● **Source extract**
━━━━━━━━━━━━━━━━━━━━
History has written the story of the ensuing fight, and Senate defeat, as what the kids would call an “Epic Fail” (the lower-court reforms that did get through get lost in the telling). FDR’s subsequent attempt, known as the “Party Purge,” to rid the House of Democrats he considered obstacles to the New Deal: Fail Part 2. The Democrats lost 77 Congressional seats (71 of them in the House) in the 1938 midterms, and a new conservative coalition emerged in Congress, signaling the end of the New Deal’s momentum.
FDR made his case for judicial reform through lobbying and direct-to-voters speeches, including one of his famous fireside chats, pushing the idea that Hughes and his Court were a bunch of ineffectual oldsters. Roosevelt delighted in “the artfulness, the deviousness, of making the case against the Court one of infirmity rather than ideology,” Shesol writes. The public found Roosevelt’s jockeying distasteful and even indicative of dictatorial leanings. Shesol acknowledges that FDR here is seen as a “character in a Greek tragedy…blinded by arrogance after his landslide” but argues against hubris as FDR’s prime motivator: “It may have been driven…by ego and emotion, but it was also the product of reason.”
━━━━━━━━━━━━━━━━━━━━
(Dataset items)
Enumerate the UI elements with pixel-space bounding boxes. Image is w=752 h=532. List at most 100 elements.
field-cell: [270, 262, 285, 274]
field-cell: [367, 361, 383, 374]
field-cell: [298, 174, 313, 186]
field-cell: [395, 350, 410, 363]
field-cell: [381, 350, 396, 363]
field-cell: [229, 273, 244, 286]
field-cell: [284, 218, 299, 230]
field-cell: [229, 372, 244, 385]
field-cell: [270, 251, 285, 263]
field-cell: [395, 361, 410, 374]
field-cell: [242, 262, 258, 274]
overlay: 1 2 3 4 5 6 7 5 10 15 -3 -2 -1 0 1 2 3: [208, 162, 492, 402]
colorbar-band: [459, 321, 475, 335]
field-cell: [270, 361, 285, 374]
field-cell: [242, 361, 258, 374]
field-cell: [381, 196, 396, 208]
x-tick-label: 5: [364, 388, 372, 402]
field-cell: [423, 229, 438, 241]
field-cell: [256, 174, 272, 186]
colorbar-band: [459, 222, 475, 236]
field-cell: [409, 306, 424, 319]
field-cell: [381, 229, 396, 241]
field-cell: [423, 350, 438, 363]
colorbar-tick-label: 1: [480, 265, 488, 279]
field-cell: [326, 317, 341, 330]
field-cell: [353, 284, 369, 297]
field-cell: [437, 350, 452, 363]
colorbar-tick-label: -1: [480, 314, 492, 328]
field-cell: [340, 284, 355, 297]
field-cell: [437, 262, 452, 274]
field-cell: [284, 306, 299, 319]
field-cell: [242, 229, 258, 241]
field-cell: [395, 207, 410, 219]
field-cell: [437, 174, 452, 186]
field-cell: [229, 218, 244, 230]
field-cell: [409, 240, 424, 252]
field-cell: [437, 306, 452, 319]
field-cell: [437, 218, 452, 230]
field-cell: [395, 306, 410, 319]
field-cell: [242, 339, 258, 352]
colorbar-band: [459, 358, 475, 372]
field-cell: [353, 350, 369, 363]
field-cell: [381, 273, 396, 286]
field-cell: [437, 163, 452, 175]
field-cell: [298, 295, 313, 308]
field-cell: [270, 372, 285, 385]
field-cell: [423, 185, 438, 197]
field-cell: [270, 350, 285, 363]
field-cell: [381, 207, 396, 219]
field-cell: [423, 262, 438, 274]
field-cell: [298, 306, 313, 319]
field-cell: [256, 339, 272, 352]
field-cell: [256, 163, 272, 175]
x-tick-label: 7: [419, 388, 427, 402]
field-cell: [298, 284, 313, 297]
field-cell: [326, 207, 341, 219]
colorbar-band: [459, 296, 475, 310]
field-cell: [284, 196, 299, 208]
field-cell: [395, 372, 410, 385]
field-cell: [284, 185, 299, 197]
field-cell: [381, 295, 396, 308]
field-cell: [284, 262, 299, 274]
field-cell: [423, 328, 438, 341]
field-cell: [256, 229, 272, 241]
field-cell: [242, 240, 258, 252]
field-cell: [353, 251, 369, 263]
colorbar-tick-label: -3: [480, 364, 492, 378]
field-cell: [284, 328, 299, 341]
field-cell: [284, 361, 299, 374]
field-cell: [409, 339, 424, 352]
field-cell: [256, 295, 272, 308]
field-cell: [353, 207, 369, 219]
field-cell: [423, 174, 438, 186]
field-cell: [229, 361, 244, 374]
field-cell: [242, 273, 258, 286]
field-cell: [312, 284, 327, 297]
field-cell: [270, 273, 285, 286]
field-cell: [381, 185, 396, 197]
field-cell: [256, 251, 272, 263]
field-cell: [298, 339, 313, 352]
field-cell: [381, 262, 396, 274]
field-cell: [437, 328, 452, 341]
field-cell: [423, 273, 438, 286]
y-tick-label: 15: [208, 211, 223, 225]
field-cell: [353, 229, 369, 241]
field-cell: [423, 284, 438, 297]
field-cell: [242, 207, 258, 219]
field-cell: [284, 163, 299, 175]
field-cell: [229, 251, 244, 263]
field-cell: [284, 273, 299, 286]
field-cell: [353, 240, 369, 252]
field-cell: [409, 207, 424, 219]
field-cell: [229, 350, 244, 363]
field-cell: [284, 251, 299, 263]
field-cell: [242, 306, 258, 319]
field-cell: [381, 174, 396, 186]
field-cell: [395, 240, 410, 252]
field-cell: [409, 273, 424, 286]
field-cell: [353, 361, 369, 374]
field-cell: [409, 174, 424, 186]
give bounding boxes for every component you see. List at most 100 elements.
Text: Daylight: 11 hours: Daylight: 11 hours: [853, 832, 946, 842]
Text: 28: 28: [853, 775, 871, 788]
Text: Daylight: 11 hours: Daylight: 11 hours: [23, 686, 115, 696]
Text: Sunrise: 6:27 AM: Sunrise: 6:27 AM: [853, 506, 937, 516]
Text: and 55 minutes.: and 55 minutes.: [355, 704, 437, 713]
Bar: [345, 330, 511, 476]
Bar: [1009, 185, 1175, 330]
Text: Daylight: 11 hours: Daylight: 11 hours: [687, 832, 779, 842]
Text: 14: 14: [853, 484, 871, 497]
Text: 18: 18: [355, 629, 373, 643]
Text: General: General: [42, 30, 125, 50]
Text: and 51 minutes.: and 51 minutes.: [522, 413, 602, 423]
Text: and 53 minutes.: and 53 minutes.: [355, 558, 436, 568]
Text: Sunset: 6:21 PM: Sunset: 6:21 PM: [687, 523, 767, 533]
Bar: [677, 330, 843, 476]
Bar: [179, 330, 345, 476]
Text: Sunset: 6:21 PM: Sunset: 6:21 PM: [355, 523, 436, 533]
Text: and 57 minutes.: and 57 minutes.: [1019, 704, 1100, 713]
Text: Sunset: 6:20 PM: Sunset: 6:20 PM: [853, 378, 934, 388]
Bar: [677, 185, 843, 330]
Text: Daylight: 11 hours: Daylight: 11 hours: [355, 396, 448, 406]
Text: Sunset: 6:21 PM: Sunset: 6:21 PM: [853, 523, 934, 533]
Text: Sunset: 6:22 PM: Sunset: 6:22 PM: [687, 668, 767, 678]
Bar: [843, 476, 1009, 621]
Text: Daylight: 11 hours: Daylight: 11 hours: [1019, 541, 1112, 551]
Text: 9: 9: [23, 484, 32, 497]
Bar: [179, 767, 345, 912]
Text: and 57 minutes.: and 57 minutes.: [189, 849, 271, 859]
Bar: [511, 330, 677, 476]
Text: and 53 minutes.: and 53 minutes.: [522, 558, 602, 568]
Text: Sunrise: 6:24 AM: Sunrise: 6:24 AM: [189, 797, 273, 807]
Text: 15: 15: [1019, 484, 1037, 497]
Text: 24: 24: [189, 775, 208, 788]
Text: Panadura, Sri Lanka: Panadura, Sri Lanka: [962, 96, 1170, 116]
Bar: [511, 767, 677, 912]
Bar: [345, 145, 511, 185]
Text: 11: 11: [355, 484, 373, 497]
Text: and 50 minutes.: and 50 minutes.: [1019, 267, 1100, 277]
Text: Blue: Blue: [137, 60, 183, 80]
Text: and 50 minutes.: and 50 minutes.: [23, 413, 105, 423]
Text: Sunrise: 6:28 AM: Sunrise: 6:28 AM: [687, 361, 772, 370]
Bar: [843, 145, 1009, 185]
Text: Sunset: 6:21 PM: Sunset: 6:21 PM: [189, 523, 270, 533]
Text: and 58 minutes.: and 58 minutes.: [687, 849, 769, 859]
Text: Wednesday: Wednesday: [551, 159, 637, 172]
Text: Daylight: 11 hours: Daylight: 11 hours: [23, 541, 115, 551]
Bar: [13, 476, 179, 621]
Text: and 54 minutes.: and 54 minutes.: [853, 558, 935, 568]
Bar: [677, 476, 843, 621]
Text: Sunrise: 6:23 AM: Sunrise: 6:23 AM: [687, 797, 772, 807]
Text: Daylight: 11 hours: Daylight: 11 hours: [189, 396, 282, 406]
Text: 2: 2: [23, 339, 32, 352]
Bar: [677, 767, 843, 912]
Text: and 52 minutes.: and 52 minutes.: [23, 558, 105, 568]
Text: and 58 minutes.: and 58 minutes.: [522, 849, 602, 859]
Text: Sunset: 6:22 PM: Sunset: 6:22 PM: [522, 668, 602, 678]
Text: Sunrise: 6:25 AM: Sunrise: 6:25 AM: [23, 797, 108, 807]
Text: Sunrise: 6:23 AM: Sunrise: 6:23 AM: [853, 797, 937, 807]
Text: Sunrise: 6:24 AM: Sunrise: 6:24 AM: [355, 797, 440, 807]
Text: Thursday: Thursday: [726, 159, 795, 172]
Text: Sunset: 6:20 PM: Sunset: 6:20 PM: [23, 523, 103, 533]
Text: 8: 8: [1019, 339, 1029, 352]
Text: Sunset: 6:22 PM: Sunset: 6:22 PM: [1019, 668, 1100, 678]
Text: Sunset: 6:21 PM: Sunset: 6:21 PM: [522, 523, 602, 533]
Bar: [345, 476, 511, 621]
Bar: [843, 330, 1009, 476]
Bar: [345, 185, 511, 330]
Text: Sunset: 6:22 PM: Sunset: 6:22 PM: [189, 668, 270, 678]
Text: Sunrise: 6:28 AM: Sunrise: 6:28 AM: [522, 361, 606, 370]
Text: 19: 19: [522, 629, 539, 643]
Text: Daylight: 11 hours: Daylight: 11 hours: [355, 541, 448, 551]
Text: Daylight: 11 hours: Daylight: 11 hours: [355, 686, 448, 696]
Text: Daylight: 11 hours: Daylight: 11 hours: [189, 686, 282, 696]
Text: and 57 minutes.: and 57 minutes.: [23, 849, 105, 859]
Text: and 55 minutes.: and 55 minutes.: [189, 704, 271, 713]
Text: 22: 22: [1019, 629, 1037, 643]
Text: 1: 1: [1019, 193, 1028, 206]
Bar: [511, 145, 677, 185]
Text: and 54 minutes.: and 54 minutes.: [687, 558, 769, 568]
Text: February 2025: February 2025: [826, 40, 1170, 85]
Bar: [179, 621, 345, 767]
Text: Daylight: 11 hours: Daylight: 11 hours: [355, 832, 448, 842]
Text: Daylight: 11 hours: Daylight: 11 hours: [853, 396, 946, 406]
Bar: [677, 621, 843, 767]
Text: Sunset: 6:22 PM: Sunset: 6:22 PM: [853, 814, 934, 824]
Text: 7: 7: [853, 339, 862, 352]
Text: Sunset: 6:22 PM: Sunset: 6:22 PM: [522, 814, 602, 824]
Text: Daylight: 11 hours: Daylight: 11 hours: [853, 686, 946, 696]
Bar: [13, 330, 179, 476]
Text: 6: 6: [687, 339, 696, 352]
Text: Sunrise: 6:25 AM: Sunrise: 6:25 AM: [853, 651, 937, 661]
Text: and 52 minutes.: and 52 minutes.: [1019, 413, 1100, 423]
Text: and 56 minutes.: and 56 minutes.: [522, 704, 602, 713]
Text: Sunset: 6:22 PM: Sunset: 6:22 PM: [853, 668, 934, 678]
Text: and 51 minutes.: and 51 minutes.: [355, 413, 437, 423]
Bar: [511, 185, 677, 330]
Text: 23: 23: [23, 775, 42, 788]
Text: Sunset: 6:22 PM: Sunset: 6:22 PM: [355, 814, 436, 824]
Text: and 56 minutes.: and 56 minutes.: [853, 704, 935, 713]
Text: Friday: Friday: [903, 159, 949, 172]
━━━━━━━━━━━━━━━━━━━━
● **What you need to do**
(A) According to the passage on Roosevelt's fight with the Court, how many Congressional seats did the Democrats lose in the 1938 midterms?
(B) Echo the passage on Roosevelt's fight with the Court word for word, from "History has written" to "New Deal’s momentum.", inclusive.

● **Expected responses**
(A) They lost 77 seats, 71 of them in the House.

(B)
History has written the story of the ensuing fight, and Senate defeat, as what the kids would call an “Epic Fail” (the lower-court reforms that did get through get lost in the telling). FDR’s subsequent attempt, known as the “Party Purge,” to rid the House of Democrats he considered obstacles to the New Deal: Fail Part 2. The Democrats lost 77 Congressional seats (71 of them in the House) in the 1938 midterms, and a new conservative coalition emerged in Congress, signaling the end of the New Deal’s momentum.